Textabschnitt ->

########

Wenn ich ganz ehrlich bin, muss ich zugeben, dass mir all die Nachrichten über den Syrienkrieg wahrscheinlich heute egal wären, wenn ich die Menschen nicht kennen würde, die dort Freunde und Verwandte haben. Mein weicheres Herz führt dazu, dass mir die „Tagesschau“ jetzt regelmäßig richtig wehtut.

Das Interessante ist, dass diese Begegnungen und Geschichten auch meinen Kumpel Thorsten verändern. Wenn ich ihn einlade, mit Habib und Rachel syrisches Essen auszuprobieren, oder wenn ich ihm von Farids abenteuerlicher Flucht über die Berge in den Iran erzähle, dann passiert etwas Wunderschönes: Mein Freund wird neugierig und möchte diese Menschen mit ihren traurigen, spannenden Hintergründen kennenlernen.

########

Kurze Aufgabe -> Zähl alle Personen auf, die im Text über den Syrienkrieg mit Namen genannt werden. Nutze dafür nur den Text oben.

Einträge aus einem Datensatz:
########

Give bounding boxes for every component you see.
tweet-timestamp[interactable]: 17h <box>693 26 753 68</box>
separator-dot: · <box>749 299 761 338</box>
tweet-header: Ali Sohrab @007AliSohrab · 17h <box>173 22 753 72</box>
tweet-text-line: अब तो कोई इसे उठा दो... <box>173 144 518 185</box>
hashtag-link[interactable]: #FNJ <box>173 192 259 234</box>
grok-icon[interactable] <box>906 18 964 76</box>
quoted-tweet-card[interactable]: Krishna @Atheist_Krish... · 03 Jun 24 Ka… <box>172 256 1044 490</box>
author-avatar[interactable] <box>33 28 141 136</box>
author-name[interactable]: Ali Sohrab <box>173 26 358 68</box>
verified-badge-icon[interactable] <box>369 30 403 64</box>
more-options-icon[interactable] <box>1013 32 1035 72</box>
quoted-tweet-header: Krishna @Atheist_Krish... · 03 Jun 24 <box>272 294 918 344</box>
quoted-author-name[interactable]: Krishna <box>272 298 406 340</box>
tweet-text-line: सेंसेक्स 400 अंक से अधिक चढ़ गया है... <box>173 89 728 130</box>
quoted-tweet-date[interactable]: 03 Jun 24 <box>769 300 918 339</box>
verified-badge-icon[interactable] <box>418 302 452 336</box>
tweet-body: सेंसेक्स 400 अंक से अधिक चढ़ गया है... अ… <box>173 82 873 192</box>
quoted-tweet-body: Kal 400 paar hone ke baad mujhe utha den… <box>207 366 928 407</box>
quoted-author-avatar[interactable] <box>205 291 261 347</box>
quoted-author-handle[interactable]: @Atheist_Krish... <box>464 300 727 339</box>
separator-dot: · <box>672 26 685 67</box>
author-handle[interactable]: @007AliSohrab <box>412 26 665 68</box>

########

Lösung -> Thorsten, Habib, Rachel, Farid